Gather each line of the records where "marker" appears.
BEGIN
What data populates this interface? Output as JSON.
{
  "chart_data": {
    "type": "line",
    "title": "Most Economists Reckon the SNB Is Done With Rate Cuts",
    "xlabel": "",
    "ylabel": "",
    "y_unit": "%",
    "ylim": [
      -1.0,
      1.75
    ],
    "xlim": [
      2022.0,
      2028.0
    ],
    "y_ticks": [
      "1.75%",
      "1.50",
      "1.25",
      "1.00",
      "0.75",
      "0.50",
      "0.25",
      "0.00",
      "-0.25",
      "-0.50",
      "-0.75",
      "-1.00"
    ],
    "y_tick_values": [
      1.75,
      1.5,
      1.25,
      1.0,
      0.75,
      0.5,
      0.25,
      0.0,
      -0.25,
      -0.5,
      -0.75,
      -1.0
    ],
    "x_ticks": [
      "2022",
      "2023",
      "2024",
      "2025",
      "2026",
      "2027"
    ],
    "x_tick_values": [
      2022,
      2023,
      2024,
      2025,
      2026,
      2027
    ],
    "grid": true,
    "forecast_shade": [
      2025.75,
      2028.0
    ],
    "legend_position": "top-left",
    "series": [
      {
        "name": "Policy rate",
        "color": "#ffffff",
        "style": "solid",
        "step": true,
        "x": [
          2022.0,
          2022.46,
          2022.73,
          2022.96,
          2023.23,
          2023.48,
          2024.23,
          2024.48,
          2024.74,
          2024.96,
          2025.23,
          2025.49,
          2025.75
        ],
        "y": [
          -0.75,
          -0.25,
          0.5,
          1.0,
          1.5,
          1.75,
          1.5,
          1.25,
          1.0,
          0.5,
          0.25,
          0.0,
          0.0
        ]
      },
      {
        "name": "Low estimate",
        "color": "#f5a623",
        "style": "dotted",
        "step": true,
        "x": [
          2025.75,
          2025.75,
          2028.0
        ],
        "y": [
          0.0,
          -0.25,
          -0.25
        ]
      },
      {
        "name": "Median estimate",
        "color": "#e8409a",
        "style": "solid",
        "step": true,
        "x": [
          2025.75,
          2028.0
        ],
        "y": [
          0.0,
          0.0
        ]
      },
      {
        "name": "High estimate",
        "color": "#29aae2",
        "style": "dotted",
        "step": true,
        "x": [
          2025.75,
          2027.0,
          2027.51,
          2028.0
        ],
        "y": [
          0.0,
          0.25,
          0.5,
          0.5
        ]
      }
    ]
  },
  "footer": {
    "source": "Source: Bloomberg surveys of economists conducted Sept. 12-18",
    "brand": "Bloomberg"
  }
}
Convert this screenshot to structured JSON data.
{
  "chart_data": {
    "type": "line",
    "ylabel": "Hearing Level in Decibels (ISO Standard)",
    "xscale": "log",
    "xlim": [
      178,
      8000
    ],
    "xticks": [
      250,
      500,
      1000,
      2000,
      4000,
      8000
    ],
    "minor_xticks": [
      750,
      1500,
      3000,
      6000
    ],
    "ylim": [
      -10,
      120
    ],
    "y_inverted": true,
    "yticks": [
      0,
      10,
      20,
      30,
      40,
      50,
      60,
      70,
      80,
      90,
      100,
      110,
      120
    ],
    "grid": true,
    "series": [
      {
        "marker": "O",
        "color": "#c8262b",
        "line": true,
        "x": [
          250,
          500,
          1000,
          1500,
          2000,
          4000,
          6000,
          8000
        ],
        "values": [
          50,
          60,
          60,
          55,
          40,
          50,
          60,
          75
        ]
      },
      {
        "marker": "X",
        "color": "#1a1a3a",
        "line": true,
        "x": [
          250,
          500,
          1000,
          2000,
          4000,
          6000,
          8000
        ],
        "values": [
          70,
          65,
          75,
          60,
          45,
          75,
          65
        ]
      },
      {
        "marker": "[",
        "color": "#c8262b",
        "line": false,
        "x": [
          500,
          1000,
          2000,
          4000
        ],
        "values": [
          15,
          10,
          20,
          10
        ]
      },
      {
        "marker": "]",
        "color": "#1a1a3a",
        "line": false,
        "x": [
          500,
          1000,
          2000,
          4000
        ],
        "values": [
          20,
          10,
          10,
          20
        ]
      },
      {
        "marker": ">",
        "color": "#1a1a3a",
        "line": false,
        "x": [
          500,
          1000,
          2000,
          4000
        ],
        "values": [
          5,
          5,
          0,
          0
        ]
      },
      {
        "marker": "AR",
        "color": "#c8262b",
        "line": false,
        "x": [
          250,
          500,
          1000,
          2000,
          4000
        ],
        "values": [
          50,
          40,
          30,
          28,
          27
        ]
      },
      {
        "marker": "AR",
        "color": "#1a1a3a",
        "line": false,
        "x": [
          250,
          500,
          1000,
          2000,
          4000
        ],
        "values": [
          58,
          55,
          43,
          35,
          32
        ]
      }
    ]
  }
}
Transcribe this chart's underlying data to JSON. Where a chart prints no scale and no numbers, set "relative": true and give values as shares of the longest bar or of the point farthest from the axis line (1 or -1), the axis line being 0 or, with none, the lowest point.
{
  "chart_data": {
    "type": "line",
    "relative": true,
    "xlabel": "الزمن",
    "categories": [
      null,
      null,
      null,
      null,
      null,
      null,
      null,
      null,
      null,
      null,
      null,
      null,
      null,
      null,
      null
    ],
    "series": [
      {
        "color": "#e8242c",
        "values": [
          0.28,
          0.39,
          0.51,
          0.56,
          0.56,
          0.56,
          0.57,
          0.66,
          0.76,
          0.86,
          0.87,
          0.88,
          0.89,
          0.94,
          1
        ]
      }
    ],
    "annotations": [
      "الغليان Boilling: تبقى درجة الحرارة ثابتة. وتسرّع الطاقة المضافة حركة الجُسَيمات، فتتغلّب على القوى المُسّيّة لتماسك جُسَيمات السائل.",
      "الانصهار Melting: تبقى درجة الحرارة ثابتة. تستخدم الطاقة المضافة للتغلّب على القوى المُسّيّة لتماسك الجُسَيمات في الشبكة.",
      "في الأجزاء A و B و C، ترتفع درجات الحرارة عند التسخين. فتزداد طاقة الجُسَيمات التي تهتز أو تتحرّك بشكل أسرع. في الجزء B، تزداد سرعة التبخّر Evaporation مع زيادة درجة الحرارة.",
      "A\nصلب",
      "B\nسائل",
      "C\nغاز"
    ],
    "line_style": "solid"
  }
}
END
## SOLUTION TO THIS TASK
        "marker": "O",
        "marker": "X",
        "marker": "[",
        "marker": "]",
        "marker": ">",
        "marker": "AR",
        "marker": "AR",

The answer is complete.